**Testo fornito:**
>>>
Sono queste alcune delle evidenze che emergono dallo studio ‘Global Female Leaders Outlook 2020’, condotto a livello globale da KPMG, in cui sono state intervistate 700 donne leader in 52 paesi del mondo nel periodo tra settembre e ottobre 2020 per comprendere l’impatto del COVID-19 sulle loro priorità professionali e personali.

Creare un impatto positivo

Le differenze di genere e i rischi legati al cambiamento climatico sono due dei principali aspetti individuati dalle donne leader su cui gli stakeholder, oggi, si concentrano maggiormente. La pandemia ha inoltre reso tutti più consapevoli di poter creare un impatto positivo sulla società.

Il 42% delle intervistate afferma che le azioni sostenibili volte a ridurre l’impatto ambientale saranno sempre più importanti nell’influenzare le decisioni strategiche, anche una volta terminata l’emergenza COVID-19. Sempre in tema di cambiamento climatico, il 58% delle donne leader esprime la volontà di mantenere i buoni risultati ottenuti nel periodo di crisi.
<<<
**Dati disponibili:**
>>>
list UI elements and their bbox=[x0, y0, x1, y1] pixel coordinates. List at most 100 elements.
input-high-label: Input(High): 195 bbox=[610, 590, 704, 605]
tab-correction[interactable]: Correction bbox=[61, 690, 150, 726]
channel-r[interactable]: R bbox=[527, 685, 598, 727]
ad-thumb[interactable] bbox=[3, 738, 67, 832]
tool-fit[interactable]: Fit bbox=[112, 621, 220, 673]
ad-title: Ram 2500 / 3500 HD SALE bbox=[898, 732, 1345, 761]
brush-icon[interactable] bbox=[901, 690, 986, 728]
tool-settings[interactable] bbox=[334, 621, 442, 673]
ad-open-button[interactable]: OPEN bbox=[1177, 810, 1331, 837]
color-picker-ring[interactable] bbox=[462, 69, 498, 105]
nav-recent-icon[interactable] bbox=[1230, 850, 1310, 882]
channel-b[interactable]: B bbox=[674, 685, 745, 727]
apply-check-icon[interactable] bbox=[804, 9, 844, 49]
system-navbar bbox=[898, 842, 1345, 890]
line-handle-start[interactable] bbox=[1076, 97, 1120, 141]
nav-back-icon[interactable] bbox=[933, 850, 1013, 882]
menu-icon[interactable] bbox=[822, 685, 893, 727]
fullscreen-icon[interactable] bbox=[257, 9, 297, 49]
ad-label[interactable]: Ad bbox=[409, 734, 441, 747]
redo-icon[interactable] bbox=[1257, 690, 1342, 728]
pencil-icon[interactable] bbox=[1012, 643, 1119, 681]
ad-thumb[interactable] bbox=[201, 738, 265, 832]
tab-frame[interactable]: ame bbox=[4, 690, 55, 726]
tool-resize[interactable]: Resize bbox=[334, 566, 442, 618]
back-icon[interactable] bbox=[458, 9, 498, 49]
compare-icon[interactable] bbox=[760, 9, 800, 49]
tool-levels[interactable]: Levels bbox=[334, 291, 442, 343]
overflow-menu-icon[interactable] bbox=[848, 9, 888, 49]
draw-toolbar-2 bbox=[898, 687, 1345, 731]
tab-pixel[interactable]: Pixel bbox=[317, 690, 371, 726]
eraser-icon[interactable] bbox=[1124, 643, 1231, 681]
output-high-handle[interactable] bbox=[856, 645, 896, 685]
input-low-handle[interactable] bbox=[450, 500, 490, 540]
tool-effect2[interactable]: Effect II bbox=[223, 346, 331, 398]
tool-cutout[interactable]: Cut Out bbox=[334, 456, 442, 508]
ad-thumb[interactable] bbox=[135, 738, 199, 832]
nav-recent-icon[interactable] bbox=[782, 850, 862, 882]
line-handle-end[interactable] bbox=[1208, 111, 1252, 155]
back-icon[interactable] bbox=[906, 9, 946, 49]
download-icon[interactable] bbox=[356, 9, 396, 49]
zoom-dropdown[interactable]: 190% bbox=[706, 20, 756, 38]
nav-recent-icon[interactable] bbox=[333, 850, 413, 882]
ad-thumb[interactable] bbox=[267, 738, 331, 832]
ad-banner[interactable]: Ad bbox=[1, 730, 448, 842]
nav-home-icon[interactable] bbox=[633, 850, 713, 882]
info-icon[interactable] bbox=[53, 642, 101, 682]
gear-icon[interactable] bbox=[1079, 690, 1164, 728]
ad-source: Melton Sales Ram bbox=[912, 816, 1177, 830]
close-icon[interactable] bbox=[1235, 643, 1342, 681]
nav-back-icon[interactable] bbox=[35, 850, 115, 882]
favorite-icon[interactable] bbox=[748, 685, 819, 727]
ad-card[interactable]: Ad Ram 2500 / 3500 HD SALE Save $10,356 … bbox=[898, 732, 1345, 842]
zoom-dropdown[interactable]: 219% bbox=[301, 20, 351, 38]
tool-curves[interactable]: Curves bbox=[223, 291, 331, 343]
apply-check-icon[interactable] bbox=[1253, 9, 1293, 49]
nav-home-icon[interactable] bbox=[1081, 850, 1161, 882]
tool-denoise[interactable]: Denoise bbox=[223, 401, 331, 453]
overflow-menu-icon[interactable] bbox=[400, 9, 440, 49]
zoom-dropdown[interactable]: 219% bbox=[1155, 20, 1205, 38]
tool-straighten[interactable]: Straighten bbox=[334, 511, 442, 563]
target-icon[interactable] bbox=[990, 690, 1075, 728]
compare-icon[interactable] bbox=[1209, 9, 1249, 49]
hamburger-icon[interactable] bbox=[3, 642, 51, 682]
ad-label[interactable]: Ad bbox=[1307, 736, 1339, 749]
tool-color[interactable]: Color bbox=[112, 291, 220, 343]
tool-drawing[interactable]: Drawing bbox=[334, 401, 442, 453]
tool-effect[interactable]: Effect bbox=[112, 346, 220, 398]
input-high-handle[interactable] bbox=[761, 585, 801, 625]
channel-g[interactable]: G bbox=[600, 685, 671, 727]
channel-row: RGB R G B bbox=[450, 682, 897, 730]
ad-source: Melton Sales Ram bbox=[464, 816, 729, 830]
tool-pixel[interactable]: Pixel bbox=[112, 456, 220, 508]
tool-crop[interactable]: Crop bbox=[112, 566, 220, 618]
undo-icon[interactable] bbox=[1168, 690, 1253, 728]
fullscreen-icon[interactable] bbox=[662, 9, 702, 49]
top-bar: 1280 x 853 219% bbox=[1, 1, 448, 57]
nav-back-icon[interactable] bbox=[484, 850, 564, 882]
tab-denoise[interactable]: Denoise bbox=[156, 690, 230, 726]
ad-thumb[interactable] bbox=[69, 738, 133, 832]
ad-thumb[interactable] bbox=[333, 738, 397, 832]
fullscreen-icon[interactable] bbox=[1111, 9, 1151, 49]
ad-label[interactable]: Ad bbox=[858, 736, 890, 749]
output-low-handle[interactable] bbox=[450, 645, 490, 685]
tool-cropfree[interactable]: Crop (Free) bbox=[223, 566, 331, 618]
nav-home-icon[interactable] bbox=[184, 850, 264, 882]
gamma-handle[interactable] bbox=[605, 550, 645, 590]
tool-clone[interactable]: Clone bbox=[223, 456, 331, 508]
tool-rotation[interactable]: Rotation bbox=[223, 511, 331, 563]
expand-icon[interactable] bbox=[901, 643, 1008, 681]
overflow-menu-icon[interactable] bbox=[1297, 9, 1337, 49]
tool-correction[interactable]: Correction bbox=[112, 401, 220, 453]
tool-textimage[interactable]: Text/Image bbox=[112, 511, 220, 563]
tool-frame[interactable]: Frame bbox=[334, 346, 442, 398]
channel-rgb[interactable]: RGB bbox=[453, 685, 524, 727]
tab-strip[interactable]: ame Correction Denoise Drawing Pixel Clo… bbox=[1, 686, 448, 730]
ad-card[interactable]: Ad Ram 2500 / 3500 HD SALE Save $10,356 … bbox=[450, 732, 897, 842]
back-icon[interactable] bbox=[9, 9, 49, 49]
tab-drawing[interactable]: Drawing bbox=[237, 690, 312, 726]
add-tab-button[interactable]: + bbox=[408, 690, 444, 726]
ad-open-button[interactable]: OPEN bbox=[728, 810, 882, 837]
<<<
**Esercizi da svolgere:**
(a) Trasforma in un elenco il paragrafo del testo sulle donne leader che comincia con «Il 42% delle intervistate», conservandone i dati principali.
(b) Scrivi, per favore, il seguito del testo sulle donne leader dopo la sua ultima frase.

**Soluzioni:**
(a)
- Il 42% delle intervistate ritiene che le azioni sostenibili per ridurre l'impatto ambientale influenzeranno sempre di più le decisioni strategiche, anche dopo l'emergenza COVID-19.
- Il 58% delle donne leader vuole mantenere i buoni risultati ottenuti sul cambiamento climatico durante la crisi.

(b)
Il 48% invece ha risposto che, a causa della pandemia, le loro azioni in ambito di sviluppo sostenibile si sono concentrate su temi legati alla società. Il 42% crede che le azioni introdotte dalle proprie organizzazioni per combattere razzismo e discriminazioni si sono dimostrate di grande efficacia.

La trasformazione digitale

L’80% delle donne leader afferma che, nel corso della crisi di coronavirus, la digital transformation del loro business ha avuto una forte accelerazione.

Il progresso maggiore è quello registrato nelle operations: secondo il 30% delle intervistate, oggi le aziende hanno registrato un vero e proprio salto sotto il profilo della digitalizzazione dei processi di business.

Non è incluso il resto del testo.